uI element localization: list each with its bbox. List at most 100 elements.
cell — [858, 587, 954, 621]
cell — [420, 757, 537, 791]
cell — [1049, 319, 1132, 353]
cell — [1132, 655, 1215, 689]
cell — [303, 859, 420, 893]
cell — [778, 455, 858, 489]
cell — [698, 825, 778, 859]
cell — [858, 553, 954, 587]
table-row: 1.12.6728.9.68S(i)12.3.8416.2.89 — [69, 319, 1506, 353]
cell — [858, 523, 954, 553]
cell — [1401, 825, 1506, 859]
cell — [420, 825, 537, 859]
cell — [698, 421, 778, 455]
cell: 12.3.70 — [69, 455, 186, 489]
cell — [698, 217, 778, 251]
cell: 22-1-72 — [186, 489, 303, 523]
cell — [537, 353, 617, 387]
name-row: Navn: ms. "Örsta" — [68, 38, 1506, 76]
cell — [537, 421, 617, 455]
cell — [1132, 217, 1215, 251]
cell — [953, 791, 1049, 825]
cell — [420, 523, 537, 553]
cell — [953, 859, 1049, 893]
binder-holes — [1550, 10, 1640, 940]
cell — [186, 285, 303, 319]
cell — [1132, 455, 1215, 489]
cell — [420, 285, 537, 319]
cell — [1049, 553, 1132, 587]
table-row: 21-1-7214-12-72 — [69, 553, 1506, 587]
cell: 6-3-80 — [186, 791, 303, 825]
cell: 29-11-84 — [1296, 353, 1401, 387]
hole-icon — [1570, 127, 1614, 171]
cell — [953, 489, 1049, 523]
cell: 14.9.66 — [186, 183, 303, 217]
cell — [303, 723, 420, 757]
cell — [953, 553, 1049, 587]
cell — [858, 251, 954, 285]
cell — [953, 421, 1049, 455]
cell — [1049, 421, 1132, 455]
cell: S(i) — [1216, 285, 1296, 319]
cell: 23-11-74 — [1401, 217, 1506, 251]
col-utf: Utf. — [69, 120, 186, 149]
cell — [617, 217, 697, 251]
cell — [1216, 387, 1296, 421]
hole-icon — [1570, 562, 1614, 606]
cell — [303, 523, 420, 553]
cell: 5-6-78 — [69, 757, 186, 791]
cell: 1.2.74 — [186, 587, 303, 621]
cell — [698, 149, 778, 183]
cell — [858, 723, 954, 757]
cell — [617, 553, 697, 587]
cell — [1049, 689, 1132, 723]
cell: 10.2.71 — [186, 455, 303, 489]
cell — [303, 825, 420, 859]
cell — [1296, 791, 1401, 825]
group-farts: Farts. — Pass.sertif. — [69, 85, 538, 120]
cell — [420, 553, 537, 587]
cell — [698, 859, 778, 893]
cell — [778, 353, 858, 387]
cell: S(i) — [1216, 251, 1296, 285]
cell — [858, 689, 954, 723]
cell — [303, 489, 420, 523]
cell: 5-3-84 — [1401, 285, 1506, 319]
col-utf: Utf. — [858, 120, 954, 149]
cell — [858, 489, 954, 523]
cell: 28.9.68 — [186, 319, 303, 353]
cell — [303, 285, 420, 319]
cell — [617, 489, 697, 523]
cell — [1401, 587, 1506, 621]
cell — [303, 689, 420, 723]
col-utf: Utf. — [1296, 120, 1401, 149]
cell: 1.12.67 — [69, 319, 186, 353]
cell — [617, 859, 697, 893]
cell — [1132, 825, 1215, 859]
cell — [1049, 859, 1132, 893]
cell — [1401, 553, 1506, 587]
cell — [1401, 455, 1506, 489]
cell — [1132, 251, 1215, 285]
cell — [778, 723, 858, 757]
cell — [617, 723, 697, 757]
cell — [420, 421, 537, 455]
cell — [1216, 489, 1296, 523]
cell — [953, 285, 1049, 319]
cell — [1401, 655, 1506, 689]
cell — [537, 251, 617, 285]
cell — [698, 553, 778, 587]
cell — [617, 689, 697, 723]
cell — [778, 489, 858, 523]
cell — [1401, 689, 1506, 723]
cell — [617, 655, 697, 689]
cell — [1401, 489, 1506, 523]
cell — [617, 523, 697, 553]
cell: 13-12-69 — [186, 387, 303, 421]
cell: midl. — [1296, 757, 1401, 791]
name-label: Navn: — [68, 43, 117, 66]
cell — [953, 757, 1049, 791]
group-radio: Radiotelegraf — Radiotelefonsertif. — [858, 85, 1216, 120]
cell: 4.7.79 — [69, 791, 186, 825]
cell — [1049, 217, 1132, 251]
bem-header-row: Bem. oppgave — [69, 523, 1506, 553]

#### EXERCISE BRIEF:
Transcribe every line of the material above verbatim, without omitting, reordering or altering anything.

#### RESPONSE FOR THIS EXERCISE:
uI element localization: list each with its bbox. List at most 100 elements.
cell — [858, 587, 954, 621]
cell — [420, 757, 537, 791]
cell — [1049, 319, 1132, 353]
cell — [1132, 655, 1215, 689]
cell — [303, 859, 420, 893]
cell — [778, 455, 858, 489]
cell — [698, 825, 778, 859]
cell — [858, 553, 954, 587]
table-row: 1.12.6728.9.68S(i)12.3.8416.2.89 — [69, 319, 1506, 353]
cell — [858, 523, 954, 553]
cell — [1401, 825, 1506, 859]
cell — [420, 825, 537, 859]
cell — [698, 421, 778, 455]
cell: 12.3.70 — [69, 455, 186, 489]
cell — [698, 217, 778, 251]
cell: 22-1-72 — [186, 489, 303, 523]
cell — [537, 353, 617, 387]
name-row: Navn: ms. "Örsta" — [68, 38, 1506, 76]
cell — [537, 421, 617, 455]
cell — [1132, 217, 1215, 251]
cell — [953, 791, 1049, 825]
cell — [420, 523, 537, 553]
cell — [953, 859, 1049, 893]
binder-holes — [1550, 10, 1640, 940]
cell — [186, 285, 303, 319]
cell — [1132, 455, 1215, 489]
cell — [420, 285, 537, 319]
cell — [1049, 553, 1132, 587]
table-row: 21-1-7214-12-72 — [69, 553, 1506, 587]
cell: 6-3-80 — [186, 791, 303, 825]
cell: 29-11-84 — [1296, 353, 1401, 387]
hole-icon — [1570, 127, 1614, 171]
cell — [953, 489, 1049, 523]
cell: 14.9.66 — [186, 183, 303, 217]
cell — [303, 723, 420, 757]
cell — [953, 553, 1049, 587]
cell — [858, 251, 954, 285]
cell — [953, 421, 1049, 455]
cell — [1049, 421, 1132, 455]
cell: S(i) — [1216, 285, 1296, 319]
cell: 23-11-74 — [1401, 217, 1506, 251]
col-utf: Utf. — [69, 120, 186, 149]
cell — [617, 217, 697, 251]
cell — [1216, 387, 1296, 421]
hole-icon — [1570, 562, 1614, 606]
cell — [303, 523, 420, 553]
cell: 5-6-78 — [69, 757, 186, 791]
cell: 1.2.74 — [186, 587, 303, 621]
cell — [698, 149, 778, 183]
cell — [858, 723, 954, 757]
cell — [617, 553, 697, 587]
cell — [1049, 689, 1132, 723]
cell: 10.2.71 — [186, 455, 303, 489]
cell — [303, 825, 420, 859]
cell — [1296, 791, 1401, 825]
group-farts: Farts. — Pass.sertif. — [69, 85, 538, 120]
cell — [420, 553, 537, 587]
cell — [698, 859, 778, 893]
cell — [778, 353, 858, 387]
cell: S(i) — [1216, 251, 1296, 285]
cell — [858, 689, 954, 723]
cell — [303, 489, 420, 523]
cell: 5-3-84 — [1401, 285, 1506, 319]
col-utf: Utf. — [858, 120, 954, 149]
cell — [858, 489, 954, 523]
cell: 28.9.68 — [186, 319, 303, 353]
cell — [303, 285, 420, 319]
cell — [617, 489, 697, 523]
cell — [1401, 587, 1506, 621]
cell — [303, 689, 420, 723]
col-utf: Utf. — [1296, 120, 1401, 149]
cell: 1.12.67 — [69, 319, 186, 353]
cell — [617, 859, 697, 893]
cell — [1132, 825, 1215, 859]
cell — [1049, 859, 1132, 893]
cell — [1401, 553, 1506, 587]
cell — [1401, 455, 1506, 489]
cell — [1132, 251, 1215, 285]
cell — [778, 723, 858, 757]
cell — [617, 723, 697, 757]
cell — [420, 421, 537, 455]
cell — [1216, 489, 1296, 523]
cell — [953, 285, 1049, 319]
cell — [1401, 655, 1506, 689]
cell — [537, 251, 617, 285]
cell — [698, 553, 778, 587]
cell — [617, 689, 697, 723]
cell — [778, 489, 858, 523]
cell — [1401, 689, 1506, 723]
cell — [617, 655, 697, 689]
cell — [1401, 489, 1506, 523]
cell — [617, 523, 697, 553]
cell: 13-12-69 — [186, 387, 303, 421]
cell: midl. — [1296, 757, 1401, 791]
name-label: Navn: — [68, 43, 117, 66]
cell — [953, 757, 1049, 791]
group-radio: Radiotelegraf — Radiotelefonsertif. — [858, 85, 1216, 120]
cell: 4.7.79 — [69, 791, 186, 825]
cell — [1049, 217, 1132, 251]
bem-header-row: Bem. oppgave — [69, 523, 1506, 553]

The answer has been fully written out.